--- START OF Excerpted records ---
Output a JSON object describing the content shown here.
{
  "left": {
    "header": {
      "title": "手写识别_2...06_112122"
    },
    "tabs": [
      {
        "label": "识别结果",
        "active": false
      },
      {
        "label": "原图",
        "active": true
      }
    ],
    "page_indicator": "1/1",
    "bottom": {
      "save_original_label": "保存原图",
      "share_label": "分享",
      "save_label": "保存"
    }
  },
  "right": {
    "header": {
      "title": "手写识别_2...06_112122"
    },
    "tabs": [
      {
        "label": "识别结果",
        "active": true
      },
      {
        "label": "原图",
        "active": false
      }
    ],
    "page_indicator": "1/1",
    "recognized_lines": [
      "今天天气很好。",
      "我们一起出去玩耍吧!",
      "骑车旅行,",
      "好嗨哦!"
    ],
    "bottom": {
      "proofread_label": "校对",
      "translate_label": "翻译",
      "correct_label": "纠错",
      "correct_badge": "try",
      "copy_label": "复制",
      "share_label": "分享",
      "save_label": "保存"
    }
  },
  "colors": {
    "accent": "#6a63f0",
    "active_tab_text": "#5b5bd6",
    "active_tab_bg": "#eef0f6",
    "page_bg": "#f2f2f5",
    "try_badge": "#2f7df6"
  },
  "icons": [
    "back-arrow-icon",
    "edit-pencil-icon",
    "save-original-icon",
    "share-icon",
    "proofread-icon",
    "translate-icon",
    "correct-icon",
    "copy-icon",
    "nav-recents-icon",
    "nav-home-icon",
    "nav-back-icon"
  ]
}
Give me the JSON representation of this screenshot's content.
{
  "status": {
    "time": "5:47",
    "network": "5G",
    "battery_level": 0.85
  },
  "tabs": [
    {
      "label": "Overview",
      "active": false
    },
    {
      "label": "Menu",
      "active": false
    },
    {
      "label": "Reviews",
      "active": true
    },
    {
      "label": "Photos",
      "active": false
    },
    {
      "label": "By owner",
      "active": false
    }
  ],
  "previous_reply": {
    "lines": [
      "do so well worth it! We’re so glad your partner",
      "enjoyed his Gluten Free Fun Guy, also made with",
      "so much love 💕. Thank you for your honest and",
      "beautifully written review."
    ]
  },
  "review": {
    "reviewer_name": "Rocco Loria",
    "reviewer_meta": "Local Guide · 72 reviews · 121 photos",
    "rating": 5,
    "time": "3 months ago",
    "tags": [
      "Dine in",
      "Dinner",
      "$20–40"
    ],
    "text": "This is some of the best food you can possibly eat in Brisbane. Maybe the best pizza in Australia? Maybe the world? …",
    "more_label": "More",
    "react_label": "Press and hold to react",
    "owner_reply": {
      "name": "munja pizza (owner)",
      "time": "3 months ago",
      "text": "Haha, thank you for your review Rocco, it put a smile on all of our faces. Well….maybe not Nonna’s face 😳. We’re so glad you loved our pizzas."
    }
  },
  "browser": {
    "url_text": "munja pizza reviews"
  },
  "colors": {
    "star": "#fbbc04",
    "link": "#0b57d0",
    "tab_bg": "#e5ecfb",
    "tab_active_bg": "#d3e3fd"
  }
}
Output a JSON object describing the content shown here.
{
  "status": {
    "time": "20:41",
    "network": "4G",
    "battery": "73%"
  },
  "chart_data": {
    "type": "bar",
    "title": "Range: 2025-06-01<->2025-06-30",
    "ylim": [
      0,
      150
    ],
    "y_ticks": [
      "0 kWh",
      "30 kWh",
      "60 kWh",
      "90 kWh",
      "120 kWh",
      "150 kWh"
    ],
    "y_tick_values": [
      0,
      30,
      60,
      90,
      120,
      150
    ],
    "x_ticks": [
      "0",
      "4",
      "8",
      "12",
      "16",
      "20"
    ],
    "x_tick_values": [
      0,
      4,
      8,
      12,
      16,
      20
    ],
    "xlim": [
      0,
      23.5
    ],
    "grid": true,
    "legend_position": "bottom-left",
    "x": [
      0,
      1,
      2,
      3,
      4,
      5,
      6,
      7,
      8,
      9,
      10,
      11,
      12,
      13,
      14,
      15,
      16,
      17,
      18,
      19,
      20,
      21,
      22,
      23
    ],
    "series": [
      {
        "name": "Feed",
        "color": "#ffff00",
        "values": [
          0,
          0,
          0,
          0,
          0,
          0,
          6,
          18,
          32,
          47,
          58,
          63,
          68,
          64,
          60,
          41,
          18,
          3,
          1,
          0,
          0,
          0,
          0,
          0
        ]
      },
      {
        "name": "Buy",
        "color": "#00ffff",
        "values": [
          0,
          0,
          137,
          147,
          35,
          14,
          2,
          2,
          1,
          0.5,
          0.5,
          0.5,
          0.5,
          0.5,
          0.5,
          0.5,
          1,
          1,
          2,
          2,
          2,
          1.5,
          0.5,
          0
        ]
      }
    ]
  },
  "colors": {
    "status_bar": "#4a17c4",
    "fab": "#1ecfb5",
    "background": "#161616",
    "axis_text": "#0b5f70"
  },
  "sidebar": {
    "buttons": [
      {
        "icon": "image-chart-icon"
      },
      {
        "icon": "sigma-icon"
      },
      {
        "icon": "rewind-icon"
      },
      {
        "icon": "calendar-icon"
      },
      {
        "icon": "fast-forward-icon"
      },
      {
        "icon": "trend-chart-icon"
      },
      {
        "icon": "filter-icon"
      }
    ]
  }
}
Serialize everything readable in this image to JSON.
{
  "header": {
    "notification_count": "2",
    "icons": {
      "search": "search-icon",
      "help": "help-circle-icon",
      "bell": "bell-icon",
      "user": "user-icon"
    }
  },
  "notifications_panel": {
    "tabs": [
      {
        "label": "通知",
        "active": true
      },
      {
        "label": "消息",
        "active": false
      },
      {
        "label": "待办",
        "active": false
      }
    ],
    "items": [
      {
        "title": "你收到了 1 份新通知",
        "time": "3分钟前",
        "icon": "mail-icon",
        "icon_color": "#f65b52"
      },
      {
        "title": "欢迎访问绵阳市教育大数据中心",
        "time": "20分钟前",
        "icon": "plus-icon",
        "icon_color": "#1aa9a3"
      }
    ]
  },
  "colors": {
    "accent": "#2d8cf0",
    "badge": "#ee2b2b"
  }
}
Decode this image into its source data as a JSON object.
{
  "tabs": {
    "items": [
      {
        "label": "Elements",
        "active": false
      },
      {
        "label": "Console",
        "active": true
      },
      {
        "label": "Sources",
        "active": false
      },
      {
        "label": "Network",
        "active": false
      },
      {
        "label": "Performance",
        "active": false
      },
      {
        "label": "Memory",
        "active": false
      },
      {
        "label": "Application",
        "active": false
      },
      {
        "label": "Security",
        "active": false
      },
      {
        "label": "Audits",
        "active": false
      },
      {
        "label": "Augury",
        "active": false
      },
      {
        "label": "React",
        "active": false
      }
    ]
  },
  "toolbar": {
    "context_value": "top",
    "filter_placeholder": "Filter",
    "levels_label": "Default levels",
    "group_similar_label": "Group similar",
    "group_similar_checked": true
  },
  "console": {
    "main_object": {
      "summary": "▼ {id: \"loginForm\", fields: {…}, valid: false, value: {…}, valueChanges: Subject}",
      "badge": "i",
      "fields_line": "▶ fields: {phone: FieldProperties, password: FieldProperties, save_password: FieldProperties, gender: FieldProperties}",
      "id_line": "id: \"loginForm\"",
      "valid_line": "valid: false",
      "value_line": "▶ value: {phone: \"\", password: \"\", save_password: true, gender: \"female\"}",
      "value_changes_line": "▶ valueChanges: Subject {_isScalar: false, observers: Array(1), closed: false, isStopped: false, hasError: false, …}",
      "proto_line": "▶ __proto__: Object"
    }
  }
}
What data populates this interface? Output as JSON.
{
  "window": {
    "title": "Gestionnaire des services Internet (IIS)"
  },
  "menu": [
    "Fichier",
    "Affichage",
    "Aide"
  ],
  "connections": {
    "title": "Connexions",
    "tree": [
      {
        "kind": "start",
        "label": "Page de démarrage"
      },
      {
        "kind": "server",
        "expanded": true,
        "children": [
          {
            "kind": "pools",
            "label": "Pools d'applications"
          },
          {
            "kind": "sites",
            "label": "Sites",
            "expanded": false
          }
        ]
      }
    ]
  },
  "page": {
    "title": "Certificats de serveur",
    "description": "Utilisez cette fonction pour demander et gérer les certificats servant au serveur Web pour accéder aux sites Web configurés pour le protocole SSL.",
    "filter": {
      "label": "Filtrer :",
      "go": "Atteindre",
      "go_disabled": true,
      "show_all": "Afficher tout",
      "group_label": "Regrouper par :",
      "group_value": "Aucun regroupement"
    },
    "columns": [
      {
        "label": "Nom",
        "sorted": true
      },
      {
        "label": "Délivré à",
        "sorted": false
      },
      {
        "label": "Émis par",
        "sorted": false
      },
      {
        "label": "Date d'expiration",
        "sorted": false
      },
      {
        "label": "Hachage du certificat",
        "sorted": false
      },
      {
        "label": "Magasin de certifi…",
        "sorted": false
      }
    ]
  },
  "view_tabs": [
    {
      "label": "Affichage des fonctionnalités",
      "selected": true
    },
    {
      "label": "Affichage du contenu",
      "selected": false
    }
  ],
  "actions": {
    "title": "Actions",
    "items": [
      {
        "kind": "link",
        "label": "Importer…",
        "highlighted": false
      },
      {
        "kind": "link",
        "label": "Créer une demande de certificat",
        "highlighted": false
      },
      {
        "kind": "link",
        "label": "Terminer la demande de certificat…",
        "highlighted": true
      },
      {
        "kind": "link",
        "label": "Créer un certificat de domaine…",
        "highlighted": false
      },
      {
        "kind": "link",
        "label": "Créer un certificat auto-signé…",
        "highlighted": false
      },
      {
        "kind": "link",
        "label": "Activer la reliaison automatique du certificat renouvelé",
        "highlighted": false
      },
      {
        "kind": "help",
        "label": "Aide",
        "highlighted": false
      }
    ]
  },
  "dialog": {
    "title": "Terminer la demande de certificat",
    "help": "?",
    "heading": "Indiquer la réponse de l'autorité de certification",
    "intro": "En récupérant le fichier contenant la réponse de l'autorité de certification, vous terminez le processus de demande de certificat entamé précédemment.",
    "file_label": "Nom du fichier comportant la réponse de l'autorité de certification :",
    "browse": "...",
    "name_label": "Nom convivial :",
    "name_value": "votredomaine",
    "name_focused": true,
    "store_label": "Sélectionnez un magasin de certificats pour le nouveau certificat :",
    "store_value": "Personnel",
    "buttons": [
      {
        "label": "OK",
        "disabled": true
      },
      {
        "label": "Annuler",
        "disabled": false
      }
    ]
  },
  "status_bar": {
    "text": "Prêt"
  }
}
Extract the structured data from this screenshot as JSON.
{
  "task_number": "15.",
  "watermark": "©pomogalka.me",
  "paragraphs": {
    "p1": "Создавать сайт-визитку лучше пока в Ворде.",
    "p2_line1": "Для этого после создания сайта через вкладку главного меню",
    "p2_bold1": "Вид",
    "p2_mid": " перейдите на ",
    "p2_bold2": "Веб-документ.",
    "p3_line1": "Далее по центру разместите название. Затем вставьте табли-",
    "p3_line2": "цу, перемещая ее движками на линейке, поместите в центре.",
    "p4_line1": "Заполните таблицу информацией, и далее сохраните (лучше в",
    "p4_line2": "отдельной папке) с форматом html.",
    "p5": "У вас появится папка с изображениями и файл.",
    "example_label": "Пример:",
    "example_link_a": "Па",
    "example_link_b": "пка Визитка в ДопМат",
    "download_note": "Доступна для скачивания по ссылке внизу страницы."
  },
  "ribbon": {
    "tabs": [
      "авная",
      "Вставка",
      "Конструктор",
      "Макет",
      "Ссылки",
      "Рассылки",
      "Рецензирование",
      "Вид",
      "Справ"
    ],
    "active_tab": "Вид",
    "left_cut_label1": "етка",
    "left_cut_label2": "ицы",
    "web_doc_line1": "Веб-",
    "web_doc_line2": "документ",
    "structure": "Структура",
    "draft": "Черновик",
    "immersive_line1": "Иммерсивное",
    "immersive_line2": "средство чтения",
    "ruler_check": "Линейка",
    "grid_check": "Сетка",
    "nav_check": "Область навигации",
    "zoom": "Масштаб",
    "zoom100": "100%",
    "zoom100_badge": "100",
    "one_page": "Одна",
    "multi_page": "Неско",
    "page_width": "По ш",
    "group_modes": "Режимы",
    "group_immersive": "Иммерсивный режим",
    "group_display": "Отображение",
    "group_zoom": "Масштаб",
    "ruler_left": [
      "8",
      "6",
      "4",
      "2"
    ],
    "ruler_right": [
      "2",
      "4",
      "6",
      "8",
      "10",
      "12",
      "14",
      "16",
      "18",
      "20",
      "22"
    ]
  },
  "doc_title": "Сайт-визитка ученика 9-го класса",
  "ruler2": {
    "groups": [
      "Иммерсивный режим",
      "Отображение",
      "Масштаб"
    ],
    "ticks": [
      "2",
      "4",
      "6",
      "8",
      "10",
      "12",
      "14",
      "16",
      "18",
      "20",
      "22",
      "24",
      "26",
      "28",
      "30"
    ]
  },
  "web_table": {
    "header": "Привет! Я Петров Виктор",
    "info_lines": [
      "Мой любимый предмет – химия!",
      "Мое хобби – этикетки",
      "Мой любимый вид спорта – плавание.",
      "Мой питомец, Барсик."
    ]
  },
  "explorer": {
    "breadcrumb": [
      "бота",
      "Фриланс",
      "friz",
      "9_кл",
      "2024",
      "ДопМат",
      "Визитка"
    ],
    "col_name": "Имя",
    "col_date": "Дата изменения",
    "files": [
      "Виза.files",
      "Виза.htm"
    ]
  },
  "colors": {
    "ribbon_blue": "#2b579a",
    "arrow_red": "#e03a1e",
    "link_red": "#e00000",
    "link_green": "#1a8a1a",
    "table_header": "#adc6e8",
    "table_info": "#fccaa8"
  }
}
--- END OF Excerpted records ---
Aim of the task
Select every line above that contains the word "Créer", and copy it.

Worked answer
        "label": "Créer une demande de certificat",
        "label": "Créer un certificat de domaine…",
        "label": "Créer un certificat auto-signé…",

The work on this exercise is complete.